---------- INFORMATION SUPPLIED

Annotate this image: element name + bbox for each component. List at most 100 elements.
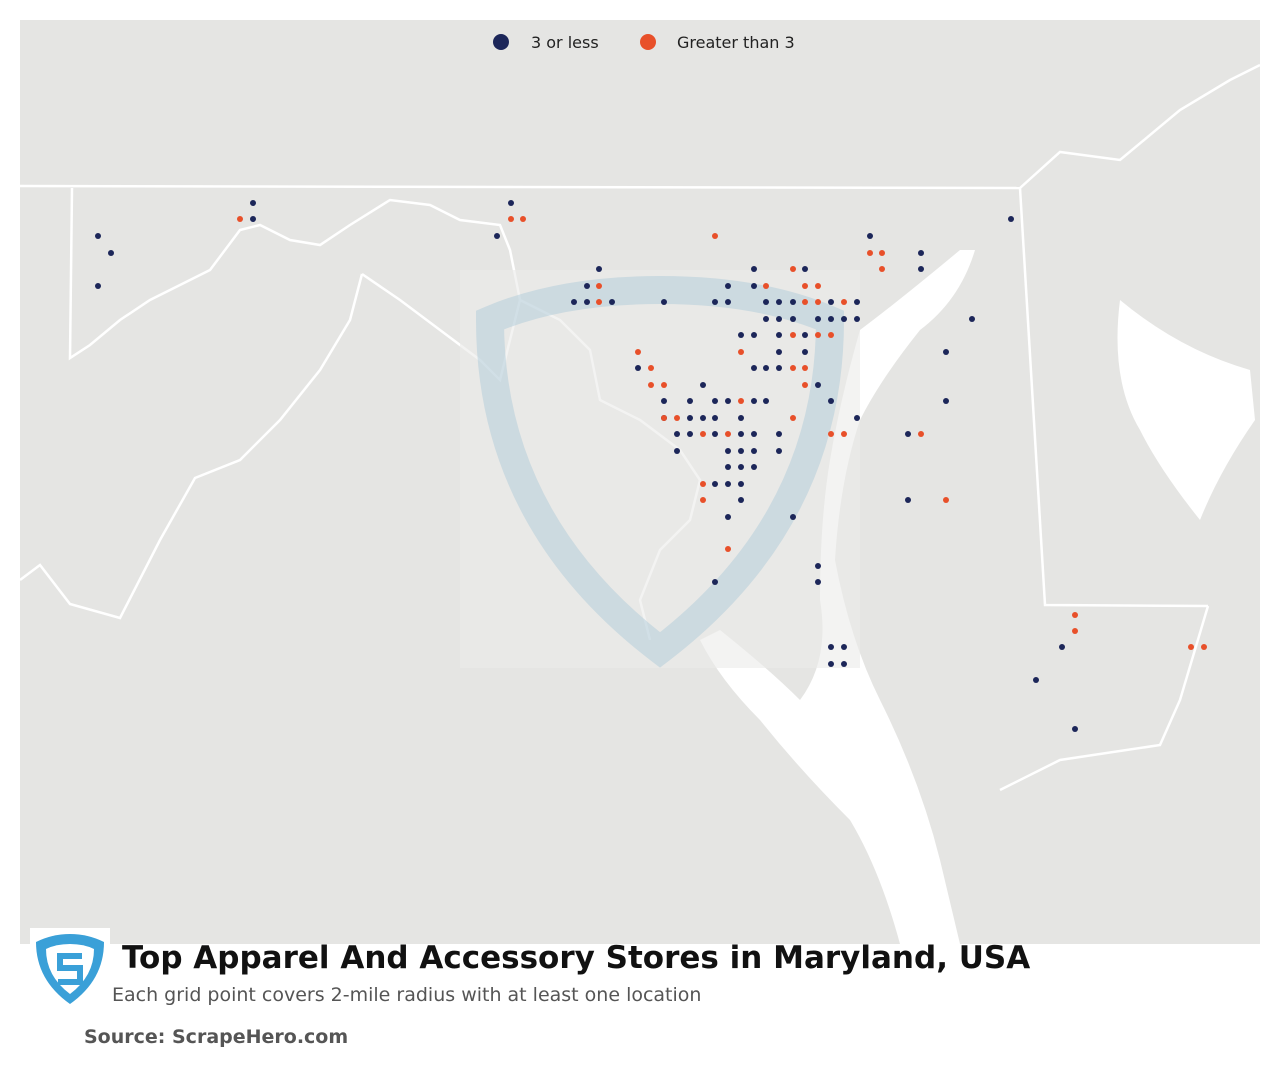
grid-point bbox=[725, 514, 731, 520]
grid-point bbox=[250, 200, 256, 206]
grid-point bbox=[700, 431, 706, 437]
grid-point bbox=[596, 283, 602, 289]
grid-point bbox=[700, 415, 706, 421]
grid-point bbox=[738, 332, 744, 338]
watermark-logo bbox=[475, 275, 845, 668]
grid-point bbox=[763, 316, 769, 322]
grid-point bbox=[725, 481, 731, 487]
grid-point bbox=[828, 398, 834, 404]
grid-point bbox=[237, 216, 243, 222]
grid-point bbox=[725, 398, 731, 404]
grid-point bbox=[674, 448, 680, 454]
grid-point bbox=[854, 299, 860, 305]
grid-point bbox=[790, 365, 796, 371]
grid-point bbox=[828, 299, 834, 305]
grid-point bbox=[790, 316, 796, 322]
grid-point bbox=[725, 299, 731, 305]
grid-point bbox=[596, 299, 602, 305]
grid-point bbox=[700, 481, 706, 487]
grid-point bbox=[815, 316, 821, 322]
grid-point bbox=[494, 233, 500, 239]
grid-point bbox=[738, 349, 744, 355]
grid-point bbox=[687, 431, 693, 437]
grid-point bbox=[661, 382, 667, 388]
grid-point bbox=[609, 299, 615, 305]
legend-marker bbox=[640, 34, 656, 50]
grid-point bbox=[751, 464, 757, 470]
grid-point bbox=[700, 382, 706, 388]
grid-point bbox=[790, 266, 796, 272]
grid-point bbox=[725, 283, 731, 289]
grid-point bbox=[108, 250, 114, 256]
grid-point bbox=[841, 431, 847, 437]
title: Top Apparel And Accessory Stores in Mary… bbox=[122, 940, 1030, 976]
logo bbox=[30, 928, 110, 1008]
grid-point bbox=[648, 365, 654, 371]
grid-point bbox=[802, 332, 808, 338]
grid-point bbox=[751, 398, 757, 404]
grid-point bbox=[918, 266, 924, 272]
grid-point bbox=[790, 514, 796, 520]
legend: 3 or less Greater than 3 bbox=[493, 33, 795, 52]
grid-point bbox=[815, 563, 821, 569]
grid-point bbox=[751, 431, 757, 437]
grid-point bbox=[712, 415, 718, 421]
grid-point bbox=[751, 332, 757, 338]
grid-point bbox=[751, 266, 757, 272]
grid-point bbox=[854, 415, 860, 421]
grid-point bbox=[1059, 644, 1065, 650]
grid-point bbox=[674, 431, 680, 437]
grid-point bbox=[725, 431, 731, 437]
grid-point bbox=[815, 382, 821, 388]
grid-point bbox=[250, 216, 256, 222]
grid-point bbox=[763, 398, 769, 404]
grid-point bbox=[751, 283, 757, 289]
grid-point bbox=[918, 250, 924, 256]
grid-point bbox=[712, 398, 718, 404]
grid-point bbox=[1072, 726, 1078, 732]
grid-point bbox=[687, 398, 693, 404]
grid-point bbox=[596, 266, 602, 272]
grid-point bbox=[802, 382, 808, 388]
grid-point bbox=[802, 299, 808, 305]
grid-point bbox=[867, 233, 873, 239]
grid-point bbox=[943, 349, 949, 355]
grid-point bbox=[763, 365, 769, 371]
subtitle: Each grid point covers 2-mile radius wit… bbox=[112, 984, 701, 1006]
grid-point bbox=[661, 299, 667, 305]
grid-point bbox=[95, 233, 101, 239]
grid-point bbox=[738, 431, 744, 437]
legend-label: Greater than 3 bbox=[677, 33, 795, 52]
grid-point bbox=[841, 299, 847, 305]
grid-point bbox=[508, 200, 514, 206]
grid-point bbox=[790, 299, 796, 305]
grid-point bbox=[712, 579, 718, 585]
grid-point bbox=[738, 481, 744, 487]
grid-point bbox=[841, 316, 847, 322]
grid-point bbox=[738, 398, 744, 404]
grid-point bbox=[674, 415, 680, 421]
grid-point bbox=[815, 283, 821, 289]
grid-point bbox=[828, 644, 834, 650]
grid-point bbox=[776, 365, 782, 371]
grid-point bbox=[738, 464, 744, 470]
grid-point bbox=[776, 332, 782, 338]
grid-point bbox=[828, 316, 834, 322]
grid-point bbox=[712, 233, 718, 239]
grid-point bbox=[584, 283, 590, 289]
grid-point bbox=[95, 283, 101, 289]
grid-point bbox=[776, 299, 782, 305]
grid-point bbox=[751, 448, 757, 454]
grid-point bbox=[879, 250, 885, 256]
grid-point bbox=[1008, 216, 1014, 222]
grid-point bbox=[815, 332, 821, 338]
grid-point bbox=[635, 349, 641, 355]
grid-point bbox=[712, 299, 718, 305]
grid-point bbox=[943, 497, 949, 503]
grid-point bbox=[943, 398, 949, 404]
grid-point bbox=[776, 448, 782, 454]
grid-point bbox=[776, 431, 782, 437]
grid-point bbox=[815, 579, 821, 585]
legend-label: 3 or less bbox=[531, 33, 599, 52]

--------------------

### INSTRUCTIONS TO FOLLOW
Convert every line of the layout records above into a numbered list, skipping any blank lines. Leave the pictures out of the list.

### REPLY
1. Annotate this image: element name + bbox for each component. List at most 100 elements.
2. grid-point bbox=[725, 514, 731, 520]
3. grid-point bbox=[250, 200, 256, 206]
4. grid-point bbox=[700, 431, 706, 437]
5. grid-point bbox=[596, 283, 602, 289]
6. grid-point bbox=[700, 415, 706, 421]
7. grid-point bbox=[738, 332, 744, 338]
8. watermark-logo bbox=[475, 275, 845, 668]
9. grid-point bbox=[763, 316, 769, 322]
10. grid-point bbox=[725, 481, 731, 487]
11. grid-point bbox=[828, 398, 834, 404]
12. grid-point bbox=[237, 216, 243, 222]
13. grid-point bbox=[725, 398, 731, 404]
14. grid-point bbox=[674, 448, 680, 454]
15. grid-point bbox=[854, 299, 860, 305]
16. grid-point bbox=[790, 365, 796, 371]
17. grid-point bbox=[828, 299, 834, 305]
18. grid-point bbox=[790, 316, 796, 322]
19. grid-point bbox=[725, 299, 731, 305]
20. grid-point bbox=[596, 299, 602, 305]
21. grid-point bbox=[700, 481, 706, 487]
22. grid-point bbox=[815, 316, 821, 322]
23. grid-point bbox=[494, 233, 500, 239]
24. grid-point bbox=[738, 349, 744, 355]
25. grid-point bbox=[687, 431, 693, 437]
26. grid-point bbox=[661, 382, 667, 388]
27. grid-point bbox=[609, 299, 615, 305]
28. legend-marker bbox=[640, 34, 656, 50]
29. grid-point bbox=[751, 464, 757, 470]
30. grid-point bbox=[700, 382, 706, 388]
31. grid-point bbox=[790, 266, 796, 272]
32. grid-point bbox=[725, 283, 731, 289]
33. grid-point bbox=[108, 250, 114, 256]
34. grid-point bbox=[841, 431, 847, 437]
35. title: Top Apparel And Accessory Stores in Mary… bbox=[122, 940, 1030, 976]
36. logo bbox=[30, 928, 110, 1008]
37. grid-point bbox=[648, 365, 654, 371]
38. grid-point bbox=[802, 332, 808, 338]
39. grid-point bbox=[751, 398, 757, 404]
40. grid-point bbox=[918, 266, 924, 272]
41. grid-point bbox=[790, 514, 796, 520]
42. legend: 3 or less Greater than 3 bbox=[493, 33, 795, 52]
43. grid-point bbox=[815, 563, 821, 569]
44. grid-point bbox=[751, 431, 757, 437]
45. grid-point bbox=[712, 415, 718, 421]
46. grid-point bbox=[751, 332, 757, 338]
47. grid-point bbox=[751, 266, 757, 272]
48. grid-point bbox=[854, 415, 860, 421]
49. grid-point bbox=[1059, 644, 1065, 650]
50. grid-point bbox=[674, 431, 680, 437]
51. grid-point bbox=[725, 431, 731, 437]
52. grid-point bbox=[815, 382, 821, 388]
53. grid-point bbox=[250, 216, 256, 222]
54. grid-point bbox=[763, 398, 769, 404]
55. grid-point bbox=[751, 283, 757, 289]
56. grid-point bbox=[918, 250, 924, 256]
57. grid-point bbox=[712, 398, 718, 404]
58. grid-point bbox=[1072, 726, 1078, 732]
59. grid-point bbox=[687, 398, 693, 404]
60. grid-point bbox=[596, 266, 602, 272]
61. grid-point bbox=[802, 382, 808, 388]
62. grid-point bbox=[802, 299, 808, 305]
63. grid-point bbox=[867, 233, 873, 239]
64. grid-point bbox=[943, 349, 949, 355]
65. grid-point bbox=[763, 365, 769, 371]
66. subtitle: Each grid point covers 2-mile radius wit… bbox=[112, 984, 701, 1006]
67. grid-point bbox=[661, 299, 667, 305]
68. grid-point bbox=[95, 233, 101, 239]
69. grid-point bbox=[738, 431, 744, 437]
70. legend-label: Greater than 3 bbox=[677, 33, 795, 52]
71. grid-point bbox=[841, 299, 847, 305]
72. grid-point bbox=[508, 200, 514, 206]
73. grid-point bbox=[790, 299, 796, 305]
74. grid-point bbox=[712, 579, 718, 585]
75. grid-point bbox=[738, 481, 744, 487]
76. grid-point bbox=[841, 316, 847, 322]
77. grid-point bbox=[738, 398, 744, 404]
78. grid-point bbox=[674, 415, 680, 421]
79. grid-point bbox=[815, 283, 821, 289]
80. grid-point bbox=[828, 644, 834, 650]
81. grid-point bbox=[776, 365, 782, 371]
82. grid-point bbox=[738, 464, 744, 470]
83. grid-point bbox=[776, 332, 782, 338]
84. grid-point bbox=[828, 316, 834, 322]
85. grid-point bbox=[712, 233, 718, 239]
86. grid-point bbox=[584, 283, 590, 289]
87. grid-point bbox=[95, 283, 101, 289]
88. grid-point bbox=[776, 299, 782, 305]
89. grid-point bbox=[751, 448, 757, 454]
90. grid-point bbox=[879, 250, 885, 256]
91. grid-point bbox=[1008, 216, 1014, 222]
92. grid-point bbox=[815, 332, 821, 338]
93. grid-point bbox=[635, 349, 641, 355]
94. grid-point bbox=[712, 299, 718, 305]
95. grid-point bbox=[943, 497, 949, 503]
96. grid-point bbox=[943, 398, 949, 404]
97. grid-point bbox=[776, 448, 782, 454]
98. grid-point bbox=[776, 431, 782, 437]
99. grid-point bbox=[815, 579, 821, 585]
100. legend-label: 3 or less bbox=[531, 33, 599, 52]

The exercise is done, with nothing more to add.